◆ Bloque de texto
Es la letra pequeña de nuestra guerra. Gente que recuerda al amigo asesinado, que topó con una bomba cuando pasaba por ahí y ha soñado diariamente con ese estallido durante años, personas que durmieron un par de noches en una Comisaría madrileña por tener demasiadas ‘tx’ y ‘k’ en su apellido en el momento histórico equivocado… y muchos periodistas que jamás se acostumbraron a presenciar con cara de póker el levantamiento del cadáver o a registrar en la grabadora el llanto de la madre o de la hija del muerto.
La paz, o eso, ha traído consigo un apresurado bla-bla-bla de los políticos, como si todos quisieran ganar en cinco minutos lo que perdimos en cincuenta años, dirigentes obsesionados con no quedar fuera de la foto histórico del final. Pero, mucho más interesante, la paz o eso ha desatado la memoria y las palabras de quienes formamos la infantería, los ciudadanos vascos acostumbrados tantos años al olvido y el silencio. La paz, o eso, nos incita a una feliz logorrea. Y la suma de esas vivencias tangenciales y caseras completaría la mejor imagen de nuestro rompecabezas.

◆ Listado mostrado
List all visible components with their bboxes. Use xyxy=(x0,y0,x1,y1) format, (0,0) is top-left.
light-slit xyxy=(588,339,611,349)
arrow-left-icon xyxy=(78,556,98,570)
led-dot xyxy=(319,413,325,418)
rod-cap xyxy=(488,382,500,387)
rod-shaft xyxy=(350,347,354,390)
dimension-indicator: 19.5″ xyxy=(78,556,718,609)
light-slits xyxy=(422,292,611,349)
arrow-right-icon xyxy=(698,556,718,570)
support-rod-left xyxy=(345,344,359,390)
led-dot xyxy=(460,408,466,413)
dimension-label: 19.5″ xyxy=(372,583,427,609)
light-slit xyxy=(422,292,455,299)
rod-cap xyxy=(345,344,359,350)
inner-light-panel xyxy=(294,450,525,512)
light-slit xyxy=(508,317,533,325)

◆ Tarea
Según el bloque de texto, ¿por qué algunas personas durmieron un par de noches en una comisaría madrileña?

◆ Solución
Por tener demasiadas ‘tx’ y ‘k’ en su apellido en el momento histórico equivocado.